==== Given records

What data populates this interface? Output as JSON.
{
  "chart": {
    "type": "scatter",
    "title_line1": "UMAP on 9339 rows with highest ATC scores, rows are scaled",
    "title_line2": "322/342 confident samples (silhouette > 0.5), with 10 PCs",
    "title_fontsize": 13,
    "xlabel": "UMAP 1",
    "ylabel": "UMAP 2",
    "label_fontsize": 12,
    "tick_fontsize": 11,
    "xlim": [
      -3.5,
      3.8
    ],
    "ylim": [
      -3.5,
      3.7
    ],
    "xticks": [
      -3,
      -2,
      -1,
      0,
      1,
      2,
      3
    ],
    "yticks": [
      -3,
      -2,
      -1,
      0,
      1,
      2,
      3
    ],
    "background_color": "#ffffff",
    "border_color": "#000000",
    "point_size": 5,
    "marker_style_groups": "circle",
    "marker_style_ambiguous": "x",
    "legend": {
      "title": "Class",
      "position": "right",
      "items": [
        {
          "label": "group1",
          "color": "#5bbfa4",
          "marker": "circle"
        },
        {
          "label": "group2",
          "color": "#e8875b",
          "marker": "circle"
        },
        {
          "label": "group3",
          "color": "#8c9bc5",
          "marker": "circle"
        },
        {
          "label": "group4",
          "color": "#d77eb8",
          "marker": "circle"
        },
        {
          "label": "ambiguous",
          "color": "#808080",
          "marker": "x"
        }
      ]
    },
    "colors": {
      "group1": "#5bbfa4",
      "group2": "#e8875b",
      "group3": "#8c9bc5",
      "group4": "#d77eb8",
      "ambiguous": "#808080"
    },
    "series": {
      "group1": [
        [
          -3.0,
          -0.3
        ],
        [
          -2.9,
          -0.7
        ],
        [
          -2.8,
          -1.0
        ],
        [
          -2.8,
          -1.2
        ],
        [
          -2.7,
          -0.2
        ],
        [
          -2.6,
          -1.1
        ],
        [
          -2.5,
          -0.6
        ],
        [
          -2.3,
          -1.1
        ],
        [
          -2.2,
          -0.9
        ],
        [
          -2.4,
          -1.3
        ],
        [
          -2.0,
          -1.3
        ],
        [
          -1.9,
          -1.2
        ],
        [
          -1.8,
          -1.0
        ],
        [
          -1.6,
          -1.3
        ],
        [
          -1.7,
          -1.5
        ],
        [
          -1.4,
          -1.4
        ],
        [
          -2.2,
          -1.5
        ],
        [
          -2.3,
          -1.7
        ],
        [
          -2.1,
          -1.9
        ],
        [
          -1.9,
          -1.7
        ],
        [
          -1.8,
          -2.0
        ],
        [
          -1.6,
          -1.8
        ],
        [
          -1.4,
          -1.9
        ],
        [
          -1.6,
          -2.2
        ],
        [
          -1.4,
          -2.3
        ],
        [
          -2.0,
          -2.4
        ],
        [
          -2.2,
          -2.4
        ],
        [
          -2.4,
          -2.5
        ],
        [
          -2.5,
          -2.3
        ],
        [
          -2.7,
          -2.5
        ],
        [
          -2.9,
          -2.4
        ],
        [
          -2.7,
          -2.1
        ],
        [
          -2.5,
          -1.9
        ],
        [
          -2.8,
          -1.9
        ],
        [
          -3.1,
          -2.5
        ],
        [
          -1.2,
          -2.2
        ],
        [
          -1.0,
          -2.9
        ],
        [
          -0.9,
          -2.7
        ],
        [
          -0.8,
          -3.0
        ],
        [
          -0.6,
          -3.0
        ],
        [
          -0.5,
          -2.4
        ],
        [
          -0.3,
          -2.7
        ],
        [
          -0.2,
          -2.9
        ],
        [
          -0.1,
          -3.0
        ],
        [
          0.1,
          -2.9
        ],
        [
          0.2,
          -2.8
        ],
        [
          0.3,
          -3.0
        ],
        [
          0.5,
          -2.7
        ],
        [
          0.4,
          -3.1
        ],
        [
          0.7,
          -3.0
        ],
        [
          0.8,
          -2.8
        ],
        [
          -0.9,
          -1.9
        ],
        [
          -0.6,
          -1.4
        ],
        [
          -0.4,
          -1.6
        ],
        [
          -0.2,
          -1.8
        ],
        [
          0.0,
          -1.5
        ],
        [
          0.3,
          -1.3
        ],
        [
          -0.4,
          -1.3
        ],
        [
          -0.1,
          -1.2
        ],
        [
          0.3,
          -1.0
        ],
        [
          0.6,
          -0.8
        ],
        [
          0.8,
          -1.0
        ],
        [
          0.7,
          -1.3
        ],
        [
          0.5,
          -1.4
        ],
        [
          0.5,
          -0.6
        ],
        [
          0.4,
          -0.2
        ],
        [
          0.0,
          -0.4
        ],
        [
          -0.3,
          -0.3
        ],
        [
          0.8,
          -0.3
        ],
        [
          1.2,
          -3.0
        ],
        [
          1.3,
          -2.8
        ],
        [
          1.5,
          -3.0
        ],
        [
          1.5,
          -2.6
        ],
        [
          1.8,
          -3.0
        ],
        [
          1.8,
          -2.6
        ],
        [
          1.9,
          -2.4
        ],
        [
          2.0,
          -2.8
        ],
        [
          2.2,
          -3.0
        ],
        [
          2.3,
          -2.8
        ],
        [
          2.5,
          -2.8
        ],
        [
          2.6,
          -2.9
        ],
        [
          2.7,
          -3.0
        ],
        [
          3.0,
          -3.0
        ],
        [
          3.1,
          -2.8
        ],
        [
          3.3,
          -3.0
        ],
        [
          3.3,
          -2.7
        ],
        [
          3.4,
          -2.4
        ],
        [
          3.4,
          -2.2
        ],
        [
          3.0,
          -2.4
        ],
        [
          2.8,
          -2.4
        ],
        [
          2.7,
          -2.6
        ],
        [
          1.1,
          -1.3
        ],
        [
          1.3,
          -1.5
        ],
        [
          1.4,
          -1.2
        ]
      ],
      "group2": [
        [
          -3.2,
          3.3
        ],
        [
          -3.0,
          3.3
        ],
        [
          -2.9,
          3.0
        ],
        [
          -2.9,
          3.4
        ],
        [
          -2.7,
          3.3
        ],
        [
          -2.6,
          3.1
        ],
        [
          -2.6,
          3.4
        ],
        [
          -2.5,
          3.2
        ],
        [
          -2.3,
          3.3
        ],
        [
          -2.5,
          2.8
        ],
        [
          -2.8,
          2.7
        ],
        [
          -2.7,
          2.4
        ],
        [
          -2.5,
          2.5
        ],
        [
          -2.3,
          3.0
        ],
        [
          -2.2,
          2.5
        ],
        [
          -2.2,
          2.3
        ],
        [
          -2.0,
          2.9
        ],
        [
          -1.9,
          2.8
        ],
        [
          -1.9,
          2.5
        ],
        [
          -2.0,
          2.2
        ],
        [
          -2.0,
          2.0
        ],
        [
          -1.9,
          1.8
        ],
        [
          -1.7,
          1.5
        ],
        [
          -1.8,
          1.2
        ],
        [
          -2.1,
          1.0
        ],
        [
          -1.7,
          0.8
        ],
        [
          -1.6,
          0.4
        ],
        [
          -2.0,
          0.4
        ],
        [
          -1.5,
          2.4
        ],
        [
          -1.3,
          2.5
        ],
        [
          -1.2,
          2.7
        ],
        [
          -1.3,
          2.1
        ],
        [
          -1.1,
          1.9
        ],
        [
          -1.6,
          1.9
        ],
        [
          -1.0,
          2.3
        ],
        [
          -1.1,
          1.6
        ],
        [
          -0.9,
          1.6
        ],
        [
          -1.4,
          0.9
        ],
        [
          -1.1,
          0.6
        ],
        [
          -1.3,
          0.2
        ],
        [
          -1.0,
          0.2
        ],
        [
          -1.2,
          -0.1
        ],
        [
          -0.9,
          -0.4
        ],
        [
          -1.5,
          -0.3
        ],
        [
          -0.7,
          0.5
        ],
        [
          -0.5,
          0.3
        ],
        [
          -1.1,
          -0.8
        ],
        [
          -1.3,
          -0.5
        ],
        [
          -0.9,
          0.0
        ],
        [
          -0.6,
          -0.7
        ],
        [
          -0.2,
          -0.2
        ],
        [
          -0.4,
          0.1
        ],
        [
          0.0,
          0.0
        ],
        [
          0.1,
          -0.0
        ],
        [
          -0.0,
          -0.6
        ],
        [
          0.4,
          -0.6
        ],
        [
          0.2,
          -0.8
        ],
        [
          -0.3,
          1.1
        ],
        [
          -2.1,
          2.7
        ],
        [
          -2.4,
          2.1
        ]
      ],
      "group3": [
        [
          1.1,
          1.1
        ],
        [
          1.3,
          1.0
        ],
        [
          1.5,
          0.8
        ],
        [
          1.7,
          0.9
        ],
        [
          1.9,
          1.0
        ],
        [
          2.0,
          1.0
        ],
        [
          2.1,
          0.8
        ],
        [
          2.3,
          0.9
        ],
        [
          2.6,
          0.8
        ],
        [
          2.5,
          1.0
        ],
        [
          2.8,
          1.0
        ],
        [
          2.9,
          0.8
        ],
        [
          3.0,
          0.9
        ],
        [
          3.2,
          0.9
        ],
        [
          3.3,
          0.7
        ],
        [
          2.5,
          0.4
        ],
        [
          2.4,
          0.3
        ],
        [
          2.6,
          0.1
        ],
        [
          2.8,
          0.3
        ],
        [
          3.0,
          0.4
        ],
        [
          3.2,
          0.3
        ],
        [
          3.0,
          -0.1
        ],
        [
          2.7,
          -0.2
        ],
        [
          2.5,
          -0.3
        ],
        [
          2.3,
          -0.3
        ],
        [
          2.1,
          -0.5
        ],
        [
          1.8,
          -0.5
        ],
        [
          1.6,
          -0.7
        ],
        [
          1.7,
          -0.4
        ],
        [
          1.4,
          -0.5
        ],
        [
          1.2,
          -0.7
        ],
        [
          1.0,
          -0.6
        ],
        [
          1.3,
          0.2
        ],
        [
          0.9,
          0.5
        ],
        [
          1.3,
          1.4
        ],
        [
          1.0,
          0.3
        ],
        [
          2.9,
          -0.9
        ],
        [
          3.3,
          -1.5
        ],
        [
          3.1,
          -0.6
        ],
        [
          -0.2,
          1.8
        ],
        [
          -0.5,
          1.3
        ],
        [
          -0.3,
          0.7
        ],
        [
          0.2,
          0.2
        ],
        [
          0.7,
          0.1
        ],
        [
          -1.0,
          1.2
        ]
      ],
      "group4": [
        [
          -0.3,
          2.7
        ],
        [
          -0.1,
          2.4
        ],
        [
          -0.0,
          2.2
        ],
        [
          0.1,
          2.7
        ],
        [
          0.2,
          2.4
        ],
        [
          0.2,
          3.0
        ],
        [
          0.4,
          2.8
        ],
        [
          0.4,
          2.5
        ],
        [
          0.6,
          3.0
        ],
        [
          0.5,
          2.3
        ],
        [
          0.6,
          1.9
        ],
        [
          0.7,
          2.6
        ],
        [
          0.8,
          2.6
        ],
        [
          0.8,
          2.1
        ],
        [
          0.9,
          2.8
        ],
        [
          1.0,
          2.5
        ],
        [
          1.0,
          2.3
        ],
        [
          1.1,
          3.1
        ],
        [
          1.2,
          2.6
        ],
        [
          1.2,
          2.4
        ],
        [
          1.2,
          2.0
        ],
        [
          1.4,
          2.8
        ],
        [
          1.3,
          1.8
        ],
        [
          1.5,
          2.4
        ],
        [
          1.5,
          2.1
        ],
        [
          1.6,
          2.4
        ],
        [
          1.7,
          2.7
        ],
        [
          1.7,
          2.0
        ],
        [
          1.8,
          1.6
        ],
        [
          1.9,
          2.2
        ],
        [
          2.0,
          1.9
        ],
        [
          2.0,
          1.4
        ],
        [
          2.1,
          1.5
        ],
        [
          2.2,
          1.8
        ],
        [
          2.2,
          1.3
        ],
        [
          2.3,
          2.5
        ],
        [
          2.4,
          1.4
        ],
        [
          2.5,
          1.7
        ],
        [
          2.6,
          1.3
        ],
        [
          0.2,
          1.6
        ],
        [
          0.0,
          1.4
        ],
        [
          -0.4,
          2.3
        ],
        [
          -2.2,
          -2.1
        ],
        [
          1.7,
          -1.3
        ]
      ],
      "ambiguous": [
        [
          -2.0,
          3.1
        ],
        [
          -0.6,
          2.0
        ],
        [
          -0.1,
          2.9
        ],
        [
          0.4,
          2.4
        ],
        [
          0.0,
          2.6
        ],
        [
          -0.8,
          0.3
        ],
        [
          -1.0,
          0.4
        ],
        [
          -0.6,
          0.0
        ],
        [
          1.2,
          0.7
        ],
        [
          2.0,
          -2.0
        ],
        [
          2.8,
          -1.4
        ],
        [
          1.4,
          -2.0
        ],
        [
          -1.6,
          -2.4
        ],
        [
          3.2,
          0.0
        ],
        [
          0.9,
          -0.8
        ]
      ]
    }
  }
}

========

* Task *
Give only the number of lines in the material above that include the word "UMAP".

* Result for this exercise *
3